# What the task requires:
Type out the records that follow, exactly as given.

^^^^^^^^

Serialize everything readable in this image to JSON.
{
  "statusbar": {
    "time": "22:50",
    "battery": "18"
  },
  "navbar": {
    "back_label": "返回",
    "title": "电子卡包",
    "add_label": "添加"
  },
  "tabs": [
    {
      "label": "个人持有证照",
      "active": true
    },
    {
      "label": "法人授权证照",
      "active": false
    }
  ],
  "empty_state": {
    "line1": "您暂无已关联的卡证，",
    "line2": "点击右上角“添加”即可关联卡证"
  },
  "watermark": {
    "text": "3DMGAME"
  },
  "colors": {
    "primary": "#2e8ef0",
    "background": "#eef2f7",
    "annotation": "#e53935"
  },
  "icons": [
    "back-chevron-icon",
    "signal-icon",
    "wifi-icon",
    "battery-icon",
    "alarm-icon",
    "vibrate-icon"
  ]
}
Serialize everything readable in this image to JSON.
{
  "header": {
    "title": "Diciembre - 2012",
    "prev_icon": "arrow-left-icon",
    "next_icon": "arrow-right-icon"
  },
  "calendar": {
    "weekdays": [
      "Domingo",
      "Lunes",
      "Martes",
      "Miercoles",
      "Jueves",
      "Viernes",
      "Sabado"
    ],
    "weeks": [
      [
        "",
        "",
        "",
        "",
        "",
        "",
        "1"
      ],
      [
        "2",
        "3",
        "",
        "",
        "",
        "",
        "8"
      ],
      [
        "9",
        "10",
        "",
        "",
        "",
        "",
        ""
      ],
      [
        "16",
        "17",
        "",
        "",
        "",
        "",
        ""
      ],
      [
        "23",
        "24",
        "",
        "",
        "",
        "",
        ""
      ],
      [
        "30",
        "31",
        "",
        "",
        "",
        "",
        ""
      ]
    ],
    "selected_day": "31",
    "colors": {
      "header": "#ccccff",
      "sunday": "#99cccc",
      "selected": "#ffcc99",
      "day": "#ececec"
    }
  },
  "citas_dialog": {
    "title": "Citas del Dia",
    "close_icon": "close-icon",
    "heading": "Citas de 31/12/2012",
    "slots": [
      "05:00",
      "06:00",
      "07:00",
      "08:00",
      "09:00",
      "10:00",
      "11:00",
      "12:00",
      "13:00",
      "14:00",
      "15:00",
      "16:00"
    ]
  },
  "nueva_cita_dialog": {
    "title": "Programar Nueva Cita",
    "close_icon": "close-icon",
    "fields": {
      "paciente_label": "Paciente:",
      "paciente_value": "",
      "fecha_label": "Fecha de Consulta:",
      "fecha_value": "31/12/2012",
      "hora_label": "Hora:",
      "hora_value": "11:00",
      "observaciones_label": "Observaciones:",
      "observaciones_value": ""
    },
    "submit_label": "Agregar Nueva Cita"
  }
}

^^^^^^^^

# Exercise solution:
Serialize everything readable in this image to JSON.
{
  "statusbar": {
    "time": "22:50",
    "battery": "18"
  },
  "navbar": {
    "back_label": "返回",
    "title": "电子卡包",
    "add_label": "添加"
  },
  "tabs": [
    {
      "label": "个人持有证照",
      "active": true
    },
    {
      "label": "法人授权证照",
      "active": false
    }
  ],
  "empty_state": {
    "line1": "您暂无已关联的卡证，",
    "line2": "点击右上角“添加”即可关联卡证"
  },
  "watermark": {
    "text": "3DMGAME"
  },
  "colors": {
    "primary": "#2e8ef0",
    "background": "#eef2f7",
    "annotation": "#e53935"
  },
  "icons": [
    "back-chevron-icon",
    "signal-icon",
    "wifi-icon",
    "battery-icon",
    "alarm-icon",
    "vibrate-icon"
  ]
}
Serialize everything readable in this image to JSON.
{
  "header": {
    "title": "Diciembre - 2012",
    "prev_icon": "arrow-left-icon",
    "next_icon": "arrow-right-icon"
  },
  "calendar": {
    "weekdays": [
      "Domingo",
      "Lunes",
      "Martes",
      "Miercoles",
      "Jueves",
      "Viernes",
      "Sabado"
    ],
    "weeks": [
      [
        "",
        "",
        "",
        "",
        "",
        "",
        "1"
      ],
      [
        "2",
        "3",
        "",
        "",
        "",
        "",
        "8"
      ],
      [
        "9",
        "10",
        "",
        "",
        "",
        "",
        ""
      ],
      [
        "16",
        "17",
        "",
        "",
        "",
        "",
        ""
      ],
      [
        "23",
        "24",
        "",
        "",
        "",
        "",
        ""
      ],
      [
        "30",
        "31",
        "",
        "",
        "",
        "",
        ""
      ]
    ],
    "selected_day": "31",
    "colors": {
      "header": "#ccccff",
      "sunday": "#99cccc",
      "selected": "#ffcc99",
      "day": "#ececec"
    }
  },
  "citas_dialog": {
    "title": "Citas del Dia",
    "close_icon": "close-icon",
    "heading": "Citas de 31/12/2012",
    "slots": [
      "05:00",
      "06:00",
      "07:00",
      "08:00",
      "09:00",
      "10:00",
      "11:00",
      "12:00",
      "13:00",
      "14:00",
      "15:00",
      "16:00"
    ]
  },
  "nueva_cita_dialog": {
    "title": "Programar Nueva Cita",
    "close_icon": "close-icon",
    "fields": {
      "paciente_label": "Paciente:",
      "paciente_value": "",
      "fecha_label": "Fecha de Consulta:",
      "fecha_value": "31/12/2012",
      "hora_label": "Hora:",
      "hora_value": "11:00",
      "observaciones_label": "Observaciones:",
      "observaciones_value": ""
    },
    "submit_label": "Agregar Nueva Cita"
  }
}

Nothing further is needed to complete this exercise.